◆ **INSTRUCTIONS TO FOLLOW**
Gather each line of the records where "NADP" appears.

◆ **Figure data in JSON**
+ + + + +

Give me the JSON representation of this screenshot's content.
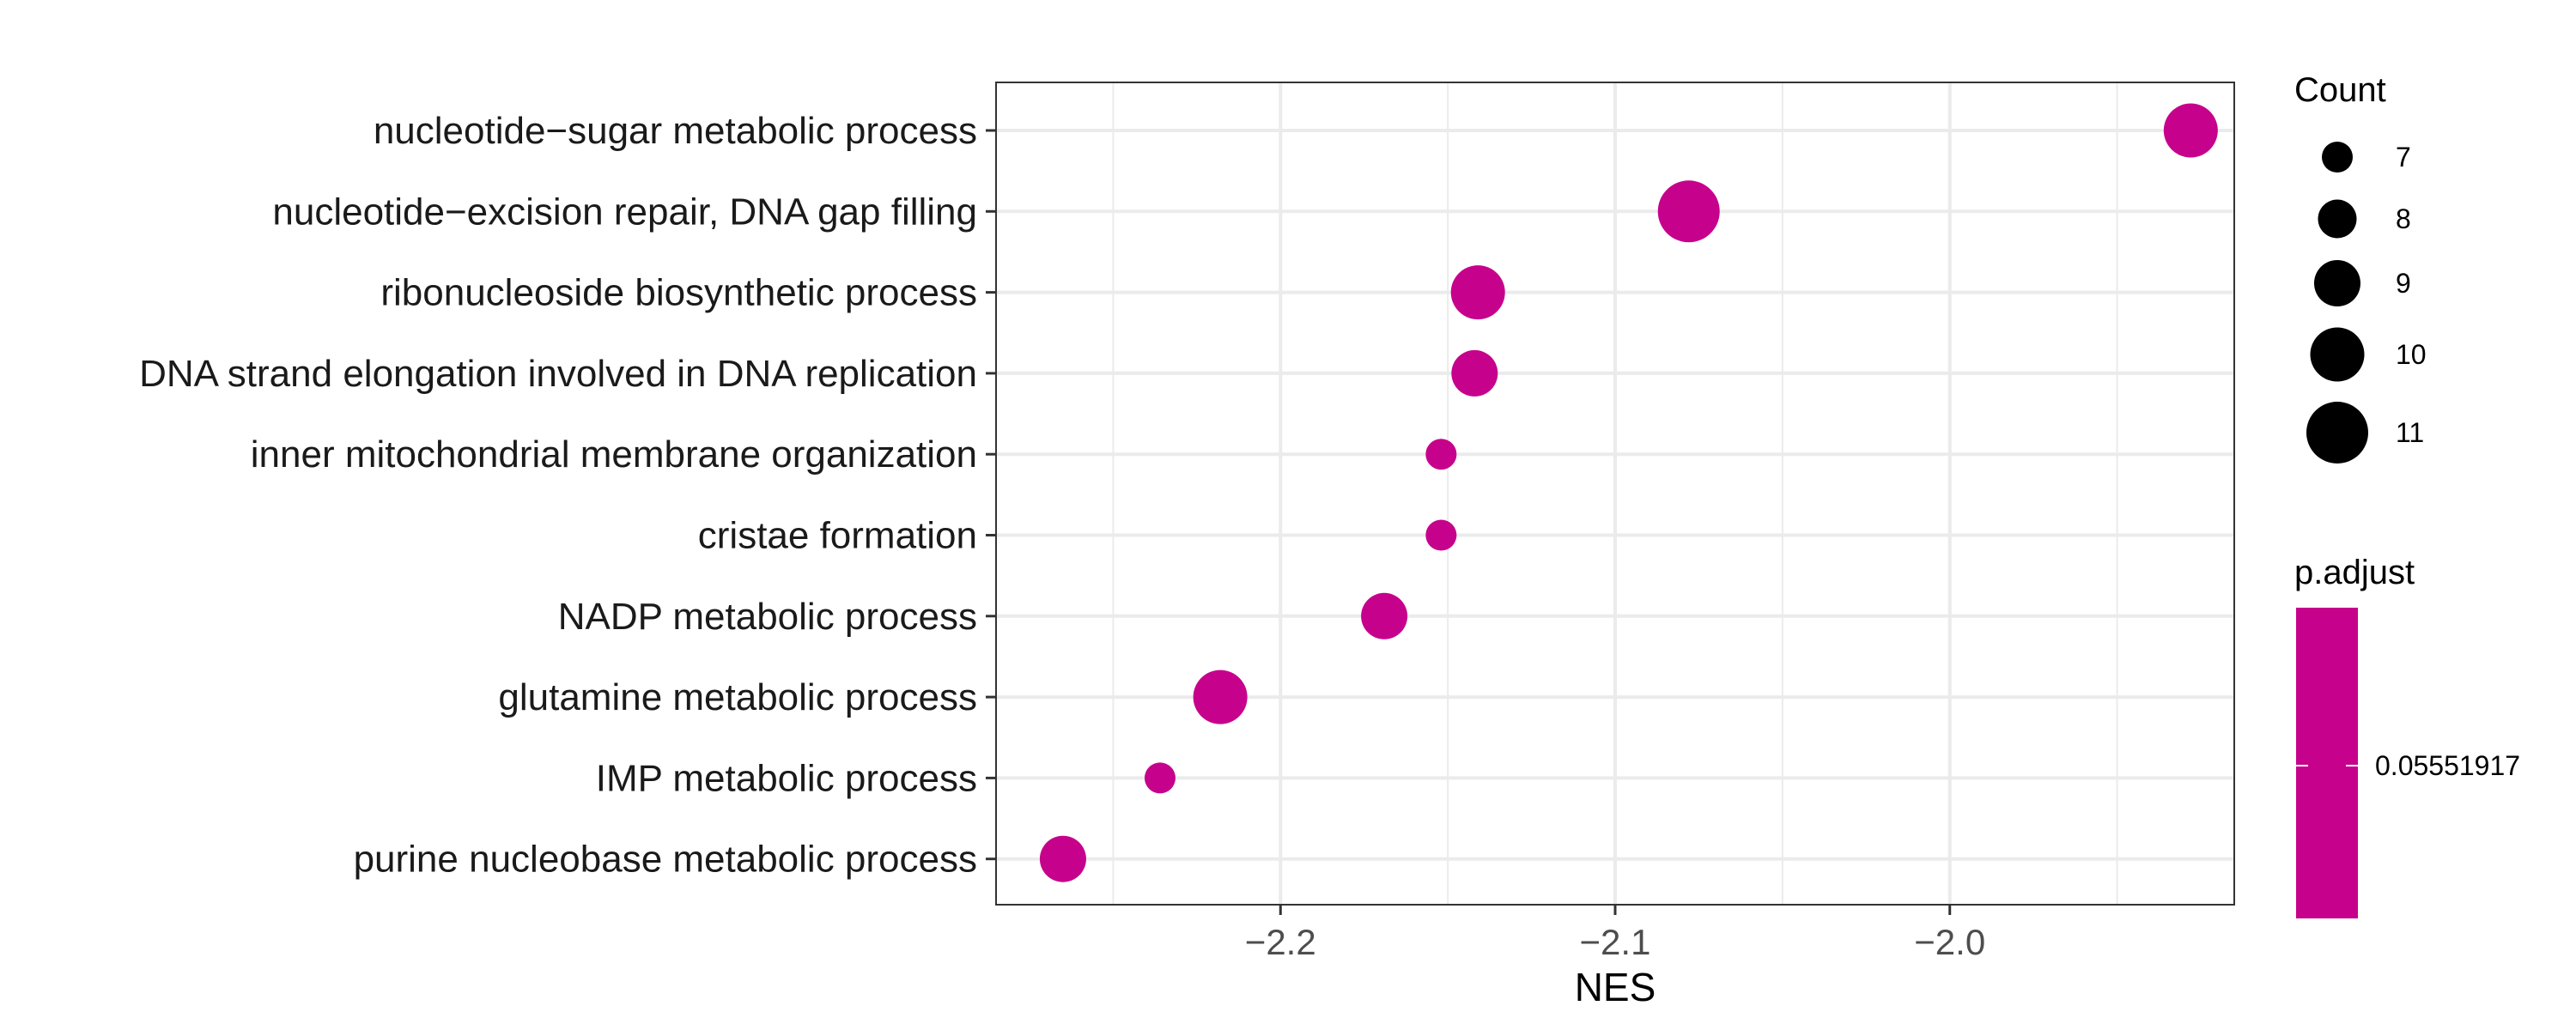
{
  "chart_data": {
    "type": "scatter",
    "xlabel": "NES",
    "x_ticks": [
      -2.2,
      -2.1,
      -2.0
    ],
    "x_tick_labels": [
      "−2.2",
      "−2.1",
      "−2.0"
    ],
    "xlim": [
      -2.285,
      -1.915
    ],
    "grid": true,
    "categories": [
      "nucleotide−sugar metabolic process",
      "nucleotide−excision repair, DNA gap filling",
      "ribonucleoside biosynthetic process",
      "DNA strand elongation involved in DNA replication",
      "inner mitochondrial membrane organization",
      "cristae formation",
      "NADP metabolic process",
      "glutamine metabolic process",
      "IMP metabolic process",
      "purine nucleobase metabolic process"
    ],
    "points": [
      {
        "category": "nucleotide−sugar metabolic process",
        "nes": -1.928,
        "count": 10
      },
      {
        "category": "nucleotide−excision repair, DNA gap filling",
        "nes": -2.078,
        "count": 11
      },
      {
        "category": "ribonucleoside biosynthetic process",
        "nes": -2.141,
        "count": 10
      },
      {
        "category": "DNA strand elongation involved in DNA replication",
        "nes": -2.142,
        "count": 9
      },
      {
        "category": "inner mitochondrial membrane organization",
        "nes": -2.152,
        "count": 7
      },
      {
        "category": "cristae formation",
        "nes": -2.152,
        "count": 7
      },
      {
        "category": "NADP metabolic process",
        "nes": -2.169,
        "count": 9
      },
      {
        "category": "glutamine metabolic process",
        "nes": -2.218,
        "count": 10
      },
      {
        "category": "IMP metabolic process",
        "nes": -2.236,
        "count": 7
      },
      {
        "category": "purine nucleobase metabolic process",
        "nes": -2.265,
        "count": 9
      }
    ],
    "size_legend": {
      "title": "Count",
      "values": [
        7,
        8,
        9,
        10,
        11
      ],
      "labels": [
        "7",
        "8",
        "9",
        "10",
        "11"
      ]
    },
    "color_legend": {
      "title": "p.adjust",
      "label": "0.05551917"
    },
    "legend_position": "right",
    "colors": {
      "point": "#c6028c",
      "grid": "#ebebeb",
      "panel_border": "#333333"
    }
  }
}
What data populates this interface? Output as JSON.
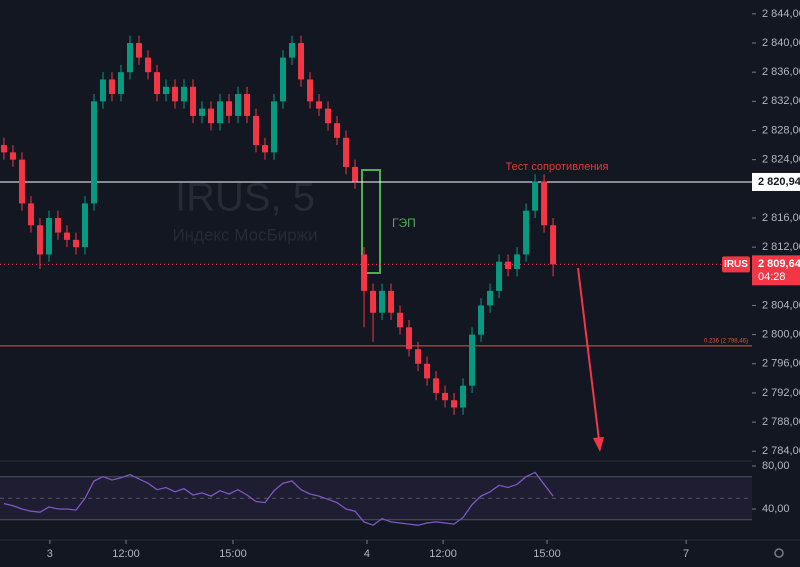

+ + + + +

◆ **EXPECTED ANSWER**
      "NADP metabolic process",
        "category": "NADP metabolic process",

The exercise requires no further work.